> _Exercise requirements_: Do any lines in the data below contain "name"? If so, copy every one of them.

> _Dataset records_:
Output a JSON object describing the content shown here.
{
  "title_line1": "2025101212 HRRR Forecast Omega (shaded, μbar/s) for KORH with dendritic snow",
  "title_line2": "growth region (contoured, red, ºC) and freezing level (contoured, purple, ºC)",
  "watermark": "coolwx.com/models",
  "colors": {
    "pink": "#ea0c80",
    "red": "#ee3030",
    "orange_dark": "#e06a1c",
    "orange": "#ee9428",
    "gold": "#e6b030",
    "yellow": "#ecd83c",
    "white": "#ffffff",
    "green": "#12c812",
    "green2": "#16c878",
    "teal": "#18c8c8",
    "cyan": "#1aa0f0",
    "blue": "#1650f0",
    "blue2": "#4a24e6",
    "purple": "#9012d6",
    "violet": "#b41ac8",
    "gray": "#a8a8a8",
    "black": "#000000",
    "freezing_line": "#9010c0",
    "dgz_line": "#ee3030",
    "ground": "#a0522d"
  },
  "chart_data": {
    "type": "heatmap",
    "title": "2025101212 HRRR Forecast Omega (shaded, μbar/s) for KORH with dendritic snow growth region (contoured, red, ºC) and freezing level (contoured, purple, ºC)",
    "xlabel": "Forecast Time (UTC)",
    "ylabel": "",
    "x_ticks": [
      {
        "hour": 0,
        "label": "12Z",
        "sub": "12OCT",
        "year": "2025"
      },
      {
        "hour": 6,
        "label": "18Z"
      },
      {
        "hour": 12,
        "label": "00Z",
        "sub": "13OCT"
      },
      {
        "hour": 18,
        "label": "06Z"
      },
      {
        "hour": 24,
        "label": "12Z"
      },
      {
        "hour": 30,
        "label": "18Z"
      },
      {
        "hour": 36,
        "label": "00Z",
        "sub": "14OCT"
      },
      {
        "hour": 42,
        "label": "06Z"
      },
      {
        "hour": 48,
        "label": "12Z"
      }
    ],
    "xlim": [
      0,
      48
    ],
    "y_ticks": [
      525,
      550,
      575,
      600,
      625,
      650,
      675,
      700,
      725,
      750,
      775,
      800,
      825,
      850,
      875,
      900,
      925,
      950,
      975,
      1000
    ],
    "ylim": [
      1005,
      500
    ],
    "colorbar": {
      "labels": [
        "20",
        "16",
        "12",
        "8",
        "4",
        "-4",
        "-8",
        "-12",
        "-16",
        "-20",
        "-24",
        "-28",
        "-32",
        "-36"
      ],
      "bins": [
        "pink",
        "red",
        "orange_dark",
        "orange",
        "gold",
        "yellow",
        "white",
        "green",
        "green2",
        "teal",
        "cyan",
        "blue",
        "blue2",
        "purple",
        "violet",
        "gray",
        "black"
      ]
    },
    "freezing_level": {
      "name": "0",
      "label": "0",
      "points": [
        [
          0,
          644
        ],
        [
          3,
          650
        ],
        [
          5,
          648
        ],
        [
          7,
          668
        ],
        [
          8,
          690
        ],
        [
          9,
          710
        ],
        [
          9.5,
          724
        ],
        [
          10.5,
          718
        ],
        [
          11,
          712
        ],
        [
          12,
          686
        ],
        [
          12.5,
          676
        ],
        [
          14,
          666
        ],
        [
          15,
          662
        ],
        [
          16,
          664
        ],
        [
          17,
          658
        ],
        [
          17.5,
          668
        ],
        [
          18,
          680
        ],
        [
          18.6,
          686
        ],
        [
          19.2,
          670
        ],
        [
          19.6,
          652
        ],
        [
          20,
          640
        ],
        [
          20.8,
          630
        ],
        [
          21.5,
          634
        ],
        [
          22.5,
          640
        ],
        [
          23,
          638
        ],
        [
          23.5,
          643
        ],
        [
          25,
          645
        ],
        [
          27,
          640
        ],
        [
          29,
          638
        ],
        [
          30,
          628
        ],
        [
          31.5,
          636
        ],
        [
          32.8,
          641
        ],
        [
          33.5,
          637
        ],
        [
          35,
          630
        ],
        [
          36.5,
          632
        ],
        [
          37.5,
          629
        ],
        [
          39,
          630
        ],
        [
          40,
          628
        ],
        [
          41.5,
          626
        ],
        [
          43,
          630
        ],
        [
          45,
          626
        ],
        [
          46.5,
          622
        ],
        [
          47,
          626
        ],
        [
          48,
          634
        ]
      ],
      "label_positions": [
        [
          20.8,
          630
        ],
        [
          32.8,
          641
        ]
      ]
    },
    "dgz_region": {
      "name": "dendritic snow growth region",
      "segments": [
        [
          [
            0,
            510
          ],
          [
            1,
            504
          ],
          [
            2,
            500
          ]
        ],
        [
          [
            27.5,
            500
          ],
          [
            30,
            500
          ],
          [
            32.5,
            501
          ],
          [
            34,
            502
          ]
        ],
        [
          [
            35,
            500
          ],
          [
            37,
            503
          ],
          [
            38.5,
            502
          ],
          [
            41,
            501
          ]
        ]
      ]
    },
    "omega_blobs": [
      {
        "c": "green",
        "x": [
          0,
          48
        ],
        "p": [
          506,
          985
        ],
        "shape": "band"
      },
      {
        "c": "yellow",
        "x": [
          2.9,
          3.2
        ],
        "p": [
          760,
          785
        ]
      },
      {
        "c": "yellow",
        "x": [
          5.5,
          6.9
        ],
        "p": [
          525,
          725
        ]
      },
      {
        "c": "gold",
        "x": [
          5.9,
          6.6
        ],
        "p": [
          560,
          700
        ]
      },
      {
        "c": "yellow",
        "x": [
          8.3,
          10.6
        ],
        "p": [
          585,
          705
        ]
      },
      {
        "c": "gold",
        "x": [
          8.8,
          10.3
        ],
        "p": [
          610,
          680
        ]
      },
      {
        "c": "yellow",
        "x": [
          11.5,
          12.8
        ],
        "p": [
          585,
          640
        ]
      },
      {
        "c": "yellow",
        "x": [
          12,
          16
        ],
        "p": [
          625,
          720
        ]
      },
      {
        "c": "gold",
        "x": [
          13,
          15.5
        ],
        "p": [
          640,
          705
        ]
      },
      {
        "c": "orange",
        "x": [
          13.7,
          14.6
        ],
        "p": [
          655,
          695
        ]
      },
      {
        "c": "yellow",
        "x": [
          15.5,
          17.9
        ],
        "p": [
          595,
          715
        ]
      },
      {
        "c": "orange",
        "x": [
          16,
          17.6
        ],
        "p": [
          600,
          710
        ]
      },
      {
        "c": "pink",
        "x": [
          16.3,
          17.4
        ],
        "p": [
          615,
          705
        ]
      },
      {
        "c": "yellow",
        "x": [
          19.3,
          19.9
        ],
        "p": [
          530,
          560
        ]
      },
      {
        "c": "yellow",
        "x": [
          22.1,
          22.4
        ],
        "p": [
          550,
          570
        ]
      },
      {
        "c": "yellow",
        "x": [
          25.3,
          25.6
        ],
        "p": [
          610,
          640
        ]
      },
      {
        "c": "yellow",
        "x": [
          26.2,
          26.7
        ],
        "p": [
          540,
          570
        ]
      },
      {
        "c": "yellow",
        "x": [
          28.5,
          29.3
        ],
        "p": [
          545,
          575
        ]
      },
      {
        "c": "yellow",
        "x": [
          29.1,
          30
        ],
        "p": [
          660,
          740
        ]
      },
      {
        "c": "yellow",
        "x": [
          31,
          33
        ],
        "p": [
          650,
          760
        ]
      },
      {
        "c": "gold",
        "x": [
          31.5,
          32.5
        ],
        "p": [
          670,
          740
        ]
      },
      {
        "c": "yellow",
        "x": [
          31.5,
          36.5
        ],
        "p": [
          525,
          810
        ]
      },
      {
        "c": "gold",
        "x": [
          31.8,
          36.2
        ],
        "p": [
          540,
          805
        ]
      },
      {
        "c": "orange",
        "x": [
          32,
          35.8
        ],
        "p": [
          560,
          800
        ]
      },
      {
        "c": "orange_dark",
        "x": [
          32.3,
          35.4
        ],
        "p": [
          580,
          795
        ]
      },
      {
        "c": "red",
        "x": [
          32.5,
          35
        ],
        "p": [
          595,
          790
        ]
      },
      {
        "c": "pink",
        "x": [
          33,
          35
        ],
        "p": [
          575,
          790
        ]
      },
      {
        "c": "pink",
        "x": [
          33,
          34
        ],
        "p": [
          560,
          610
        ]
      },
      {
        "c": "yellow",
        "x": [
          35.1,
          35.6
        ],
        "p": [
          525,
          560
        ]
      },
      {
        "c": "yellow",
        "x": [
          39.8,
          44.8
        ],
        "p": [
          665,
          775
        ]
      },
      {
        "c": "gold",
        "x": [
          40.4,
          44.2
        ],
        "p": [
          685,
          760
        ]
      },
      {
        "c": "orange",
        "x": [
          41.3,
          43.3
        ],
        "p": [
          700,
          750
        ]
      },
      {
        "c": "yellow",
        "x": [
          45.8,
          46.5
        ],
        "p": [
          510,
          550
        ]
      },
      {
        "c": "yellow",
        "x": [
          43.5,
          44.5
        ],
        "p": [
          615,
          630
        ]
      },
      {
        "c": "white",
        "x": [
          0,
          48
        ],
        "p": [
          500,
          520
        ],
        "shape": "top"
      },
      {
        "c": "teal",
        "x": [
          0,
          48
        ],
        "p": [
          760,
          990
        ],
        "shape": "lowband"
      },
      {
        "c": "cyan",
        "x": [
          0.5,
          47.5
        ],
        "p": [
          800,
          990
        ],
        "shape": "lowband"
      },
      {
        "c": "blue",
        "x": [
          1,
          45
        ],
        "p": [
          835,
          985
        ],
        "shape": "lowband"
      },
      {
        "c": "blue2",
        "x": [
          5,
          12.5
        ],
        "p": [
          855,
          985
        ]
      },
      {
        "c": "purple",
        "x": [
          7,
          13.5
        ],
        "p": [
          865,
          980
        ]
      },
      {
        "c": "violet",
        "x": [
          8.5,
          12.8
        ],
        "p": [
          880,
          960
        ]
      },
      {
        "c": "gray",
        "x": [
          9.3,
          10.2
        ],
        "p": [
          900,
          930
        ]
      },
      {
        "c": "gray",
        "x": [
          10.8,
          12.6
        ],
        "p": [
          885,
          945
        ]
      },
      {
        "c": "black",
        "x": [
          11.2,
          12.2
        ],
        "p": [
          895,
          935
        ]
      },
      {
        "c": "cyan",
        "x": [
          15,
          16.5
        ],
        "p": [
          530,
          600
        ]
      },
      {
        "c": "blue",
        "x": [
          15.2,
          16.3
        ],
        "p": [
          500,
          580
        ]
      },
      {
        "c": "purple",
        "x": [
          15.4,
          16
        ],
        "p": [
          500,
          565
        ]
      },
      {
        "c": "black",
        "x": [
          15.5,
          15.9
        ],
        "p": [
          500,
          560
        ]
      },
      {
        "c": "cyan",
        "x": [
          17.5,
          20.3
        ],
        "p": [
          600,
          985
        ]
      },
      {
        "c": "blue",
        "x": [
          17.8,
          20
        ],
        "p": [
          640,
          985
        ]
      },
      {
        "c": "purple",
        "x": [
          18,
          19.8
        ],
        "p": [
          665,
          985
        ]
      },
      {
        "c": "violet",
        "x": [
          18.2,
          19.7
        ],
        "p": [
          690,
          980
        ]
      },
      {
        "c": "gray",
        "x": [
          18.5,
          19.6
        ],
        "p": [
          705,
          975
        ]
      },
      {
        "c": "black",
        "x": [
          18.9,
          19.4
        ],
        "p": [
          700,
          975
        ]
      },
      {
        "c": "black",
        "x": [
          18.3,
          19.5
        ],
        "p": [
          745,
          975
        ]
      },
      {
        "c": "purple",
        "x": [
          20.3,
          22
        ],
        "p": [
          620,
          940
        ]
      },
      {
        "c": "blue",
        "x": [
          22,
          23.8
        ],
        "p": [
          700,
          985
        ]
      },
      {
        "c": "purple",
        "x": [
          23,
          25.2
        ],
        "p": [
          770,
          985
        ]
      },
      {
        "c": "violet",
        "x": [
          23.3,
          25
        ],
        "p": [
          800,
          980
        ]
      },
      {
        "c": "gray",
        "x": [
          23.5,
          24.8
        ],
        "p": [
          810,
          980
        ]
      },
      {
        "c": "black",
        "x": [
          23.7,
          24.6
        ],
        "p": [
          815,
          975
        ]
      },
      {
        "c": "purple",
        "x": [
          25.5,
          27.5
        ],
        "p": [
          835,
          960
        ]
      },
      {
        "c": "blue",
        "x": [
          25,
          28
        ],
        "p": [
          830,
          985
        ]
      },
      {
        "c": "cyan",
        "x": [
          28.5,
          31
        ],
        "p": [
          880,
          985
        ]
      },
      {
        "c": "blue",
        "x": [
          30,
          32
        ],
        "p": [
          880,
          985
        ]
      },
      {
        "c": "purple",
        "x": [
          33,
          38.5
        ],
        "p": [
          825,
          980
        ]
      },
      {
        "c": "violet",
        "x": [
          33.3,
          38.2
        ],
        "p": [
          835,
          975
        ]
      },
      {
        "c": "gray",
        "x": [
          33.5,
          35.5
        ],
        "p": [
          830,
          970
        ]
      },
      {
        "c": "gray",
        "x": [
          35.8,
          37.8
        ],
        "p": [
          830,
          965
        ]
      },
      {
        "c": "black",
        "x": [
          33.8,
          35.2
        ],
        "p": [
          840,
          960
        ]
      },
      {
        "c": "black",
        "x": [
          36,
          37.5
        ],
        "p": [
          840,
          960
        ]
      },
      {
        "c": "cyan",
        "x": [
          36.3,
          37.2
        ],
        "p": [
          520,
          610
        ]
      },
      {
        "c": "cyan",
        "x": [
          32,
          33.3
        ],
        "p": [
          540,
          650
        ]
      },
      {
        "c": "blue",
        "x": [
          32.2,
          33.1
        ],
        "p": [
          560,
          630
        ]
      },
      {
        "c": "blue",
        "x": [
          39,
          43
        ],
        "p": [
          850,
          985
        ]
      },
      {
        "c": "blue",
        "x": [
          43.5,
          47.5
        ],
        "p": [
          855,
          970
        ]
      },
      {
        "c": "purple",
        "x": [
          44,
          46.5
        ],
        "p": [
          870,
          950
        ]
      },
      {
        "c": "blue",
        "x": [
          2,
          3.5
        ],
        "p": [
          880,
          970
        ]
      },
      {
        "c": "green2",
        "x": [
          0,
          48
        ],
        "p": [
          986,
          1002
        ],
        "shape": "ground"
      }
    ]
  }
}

> _Exercise response_:
      "name": "0",
      "name": "dendritic snow growth region",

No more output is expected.